** Begin **

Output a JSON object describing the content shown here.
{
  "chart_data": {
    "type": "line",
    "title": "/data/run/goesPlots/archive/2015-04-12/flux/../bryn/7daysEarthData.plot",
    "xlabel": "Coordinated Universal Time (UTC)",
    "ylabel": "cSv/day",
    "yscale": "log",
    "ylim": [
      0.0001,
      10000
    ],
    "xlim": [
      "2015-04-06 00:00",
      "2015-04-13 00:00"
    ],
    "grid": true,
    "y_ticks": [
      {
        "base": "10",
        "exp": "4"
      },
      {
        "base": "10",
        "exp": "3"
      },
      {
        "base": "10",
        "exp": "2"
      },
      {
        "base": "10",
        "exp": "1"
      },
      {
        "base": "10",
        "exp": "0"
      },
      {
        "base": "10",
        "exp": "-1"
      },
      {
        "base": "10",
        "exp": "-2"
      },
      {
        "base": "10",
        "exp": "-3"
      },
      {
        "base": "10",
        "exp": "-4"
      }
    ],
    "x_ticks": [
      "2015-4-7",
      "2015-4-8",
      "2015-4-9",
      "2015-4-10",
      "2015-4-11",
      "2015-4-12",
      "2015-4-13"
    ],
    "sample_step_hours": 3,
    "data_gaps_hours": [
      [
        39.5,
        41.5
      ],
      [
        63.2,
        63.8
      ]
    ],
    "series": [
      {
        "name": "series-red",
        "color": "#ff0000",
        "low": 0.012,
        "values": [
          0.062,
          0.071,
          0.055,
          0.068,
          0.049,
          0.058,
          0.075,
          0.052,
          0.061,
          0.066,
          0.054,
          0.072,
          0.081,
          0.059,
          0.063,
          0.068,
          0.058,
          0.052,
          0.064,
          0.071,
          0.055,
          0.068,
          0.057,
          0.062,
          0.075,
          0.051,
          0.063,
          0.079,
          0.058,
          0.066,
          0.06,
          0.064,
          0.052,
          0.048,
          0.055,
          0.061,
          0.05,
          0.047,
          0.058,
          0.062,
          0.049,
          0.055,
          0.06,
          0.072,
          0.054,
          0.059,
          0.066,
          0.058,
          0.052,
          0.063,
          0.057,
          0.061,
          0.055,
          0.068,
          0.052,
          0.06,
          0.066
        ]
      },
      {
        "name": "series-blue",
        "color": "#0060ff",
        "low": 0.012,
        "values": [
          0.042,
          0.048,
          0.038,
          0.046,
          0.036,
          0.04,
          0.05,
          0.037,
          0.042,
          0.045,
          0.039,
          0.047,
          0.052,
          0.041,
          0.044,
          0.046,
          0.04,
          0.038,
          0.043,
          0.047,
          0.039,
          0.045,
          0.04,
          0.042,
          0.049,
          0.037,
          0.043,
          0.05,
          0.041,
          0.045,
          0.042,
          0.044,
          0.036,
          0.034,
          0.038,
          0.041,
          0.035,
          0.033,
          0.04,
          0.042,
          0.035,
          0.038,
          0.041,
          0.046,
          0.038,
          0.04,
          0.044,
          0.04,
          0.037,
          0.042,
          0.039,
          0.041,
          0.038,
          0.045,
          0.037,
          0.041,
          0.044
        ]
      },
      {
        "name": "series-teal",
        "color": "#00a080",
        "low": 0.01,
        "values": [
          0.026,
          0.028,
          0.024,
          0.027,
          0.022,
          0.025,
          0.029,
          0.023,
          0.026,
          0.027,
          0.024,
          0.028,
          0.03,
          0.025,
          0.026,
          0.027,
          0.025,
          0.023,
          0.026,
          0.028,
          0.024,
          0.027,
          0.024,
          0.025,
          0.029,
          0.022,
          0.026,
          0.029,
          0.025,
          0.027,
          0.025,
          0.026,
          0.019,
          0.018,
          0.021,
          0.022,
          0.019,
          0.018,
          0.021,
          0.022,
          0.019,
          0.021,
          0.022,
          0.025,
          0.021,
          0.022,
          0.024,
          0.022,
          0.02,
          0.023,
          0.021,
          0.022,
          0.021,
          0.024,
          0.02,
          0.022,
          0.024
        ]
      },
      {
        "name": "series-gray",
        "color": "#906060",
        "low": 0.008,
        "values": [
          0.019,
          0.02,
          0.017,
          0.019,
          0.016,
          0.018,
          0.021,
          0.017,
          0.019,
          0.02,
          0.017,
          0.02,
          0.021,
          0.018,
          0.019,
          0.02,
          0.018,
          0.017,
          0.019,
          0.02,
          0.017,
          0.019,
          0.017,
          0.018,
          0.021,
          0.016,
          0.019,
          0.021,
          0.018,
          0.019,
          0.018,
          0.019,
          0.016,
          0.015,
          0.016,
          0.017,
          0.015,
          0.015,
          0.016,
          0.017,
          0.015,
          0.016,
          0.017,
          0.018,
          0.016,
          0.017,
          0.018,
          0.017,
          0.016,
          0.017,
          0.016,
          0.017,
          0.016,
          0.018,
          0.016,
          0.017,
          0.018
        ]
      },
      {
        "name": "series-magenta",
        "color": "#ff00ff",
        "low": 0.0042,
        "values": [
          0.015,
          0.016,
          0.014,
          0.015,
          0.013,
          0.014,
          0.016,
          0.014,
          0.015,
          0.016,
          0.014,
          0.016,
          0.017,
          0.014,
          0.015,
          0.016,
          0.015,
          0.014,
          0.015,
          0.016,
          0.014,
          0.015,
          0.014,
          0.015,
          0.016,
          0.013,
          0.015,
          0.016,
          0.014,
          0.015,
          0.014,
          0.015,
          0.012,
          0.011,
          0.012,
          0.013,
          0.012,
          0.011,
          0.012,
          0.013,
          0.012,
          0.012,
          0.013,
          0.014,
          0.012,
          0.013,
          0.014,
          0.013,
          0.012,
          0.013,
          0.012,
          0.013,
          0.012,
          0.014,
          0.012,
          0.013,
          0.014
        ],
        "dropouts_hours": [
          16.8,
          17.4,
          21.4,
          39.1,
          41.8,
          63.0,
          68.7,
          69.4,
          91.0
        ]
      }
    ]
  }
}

** End **

### [EXERCISE INSTRUCTIONS]
All of the entries need to be reproduced exactly; please write them out.

### [THE COMPLETED TASK]
Output a JSON object describing the content shown here.
{
  "chart_data": {
    "type": "line",
    "title": "/data/run/goesPlots/archive/2015-04-12/flux/../bryn/7daysEarthData.plot",
    "xlabel": "Coordinated Universal Time (UTC)",
    "ylabel": "cSv/day",
    "yscale": "log",
    "ylim": [
      0.0001,
      10000
    ],
    "xlim": [
      "2015-04-06 00:00",
      "2015-04-13 00:00"
    ],
    "grid": true,
    "y_ticks": [
      {
        "base": "10",
        "exp": "4"
      },
      {
        "base": "10",
        "exp": "3"
      },
      {
        "base": "10",
        "exp": "2"
      },
      {
        "base": "10",
        "exp": "1"
      },
      {
        "base": "10",
        "exp": "0"
      },
      {
        "base": "10",
        "exp": "-1"
      },
      {
        "base": "10",
        "exp": "-2"
      },
      {
        "base": "10",
        "exp": "-3"
      },
      {
        "base": "10",
        "exp": "-4"
      }
    ],
    "x_ticks": [
      "2015-4-7",
      "2015-4-8",
      "2015-4-9",
      "2015-4-10",
      "2015-4-11",
      "2015-4-12",
      "2015-4-13"
    ],
    "sample_step_hours": 3,
    "data_gaps_hours": [
      [
        39.5,
        41.5
      ],
      [
        63.2,
        63.8
      ]
    ],
    "series": [
      {
        "name": "series-red",
        "color": "#ff0000",
        "low": 0.012,
        "values": [
          0.062,
          0.071,
          0.055,
          0.068,
          0.049,
          0.058,
          0.075,
          0.052,
          0.061,
          0.066,
          0.054,
          0.072,
          0.081,
          0.059,
          0.063,
          0.068,
          0.058,
          0.052,
          0.064,
          0.071,
          0.055,
          0.068,
          0.057,
          0.062,
          0.075,
          0.051,
          0.063,
          0.079,
          0.058,
          0.066,
          0.06,
          0.064,
          0.052,
          0.048,
          0.055,
          0.061,
          0.05,
          0.047,
          0.058,
          0.062,
          0.049,
          0.055,
          0.06,
          0.072,
          0.054,
          0.059,
          0.066,
          0.058,
          0.052,
          0.063,
          0.057,
          0.061,
          0.055,
          0.068,
          0.052,
          0.06,
          0.066
        ]
      },
      {
        "name": "series-blue",
        "color": "#0060ff",
        "low": 0.012,
        "values": [
          0.042,
          0.048,
          0.038,
          0.046,
          0.036,
          0.04,
          0.05,
          0.037,
          0.042,
          0.045,
          0.039,
          0.047,
          0.052,
          0.041,
          0.044,
          0.046,
          0.04,
          0.038,
          0.043,
          0.047,
          0.039,
          0.045,
          0.04,
          0.042,
          0.049,
          0.037,
          0.043,
          0.05,
          0.041,
          0.045,
          0.042,
          0.044,
          0.036,
          0.034,
          0.038,
          0.041,
          0.035,
          0.033,
          0.04,
          0.042,
          0.035,
          0.038,
          0.041,
          0.046,
          0.038,
          0.04,
          0.044,
          0.04,
          0.037,
          0.042,
          0.039,
          0.041,
          0.038,
          0.045,
          0.037,
          0.041,
          0.044
        ]
      },
      {
        "name": "series-teal",
        "color": "#00a080",
        "low": 0.01,
        "values": [
          0.026,
          0.028,
          0.024,
          0.027,
          0.022,
          0.025,
          0.029,
          0.023,
          0.026,
          0.027,
          0.024,
          0.028,
          0.03,
          0.025,
          0.026,
          0.027,
          0.025,
          0.023,
          0.026,
          0.028,
          0.024,
          0.027,
          0.024,
          0.025,
          0.029,
          0.022,
          0.026,
          0.029,
          0.025,
          0.027,
          0.025,
          0.026,
          0.019,
          0.018,
          0.021,
          0.022,
          0.019,
          0.018,
          0.021,
          0.022,
          0.019,
          0.021,
          0.022,
          0.025,
          0.021,
          0.022,
          0.024,
          0.022,
          0.02,
          0.023,
          0.021,
          0.022,
          0.021,
          0.024,
          0.02,
          0.022,
          0.024
        ]
      },
      {
        "name": "series-gray",
        "color": "#906060",
        "low": 0.008,
        "values": [
          0.019,
          0.02,
          0.017,
          0.019,
          0.016,
          0.018,
          0.021,
          0.017,
          0.019,
          0.02,
          0.017,
          0.02,
          0.021,
          0.018,
          0.019,
          0.02,
          0.018,
          0.017,
          0.019,
          0.02,
          0.017,
          0.019,
          0.017,
          0.018,
          0.021,
          0.016,
          0.019,
          0.021,
          0.018,
          0.019,
          0.018,
          0.019,
          0.016,
          0.015,
          0.016,
          0.017,
          0.015,
          0.015,
          0.016,
          0.017,
          0.015,
          0.016,
          0.017,
          0.018,
          0.016,
          0.017,
          0.018,
          0.017,
          0.016,
          0.017,
          0.016,
          0.017,
          0.016,
          0.018,
          0.016,
          0.017,
          0.018
        ]
      },
      {
        "name": "series-magenta",
        "color": "#ff00ff",
        "low": 0.0042,
        "values": [
          0.015,
          0.016,
          0.014,
          0.015,
          0.013,
          0.014,
          0.016,
          0.014,
          0.015,
          0.016,
          0.014,
          0.016,
          0.017,
          0.014,
          0.015,
          0.016,
          0.015,
          0.014,
          0.015,
          0.016,
          0.014,
          0.015,
          0.014,
          0.015,
          0.016,
          0.013,
          0.015,
          0.016,
          0.014,
          0.015,
          0.014,
          0.015,
          0.012,
          0.011,
          0.012,
          0.013,
          0.012,
          0.011,
          0.012,
          0.013,
          0.012,
          0.012,
          0.013,
          0.014,
          0.012,
          0.013,
          0.014,
          0.013,
          0.012,
          0.013,
          0.012,
          0.013,
          0.012,
          0.014,
          0.012,
          0.013,
          0.014
        ],
        "dropouts_hours": [
          16.8,
          17.4,
          21.4,
          39.1,
          41.8,
          63.0,
          68.7,
          69.4,
          91.0
        ]
      }
    ]
  }
}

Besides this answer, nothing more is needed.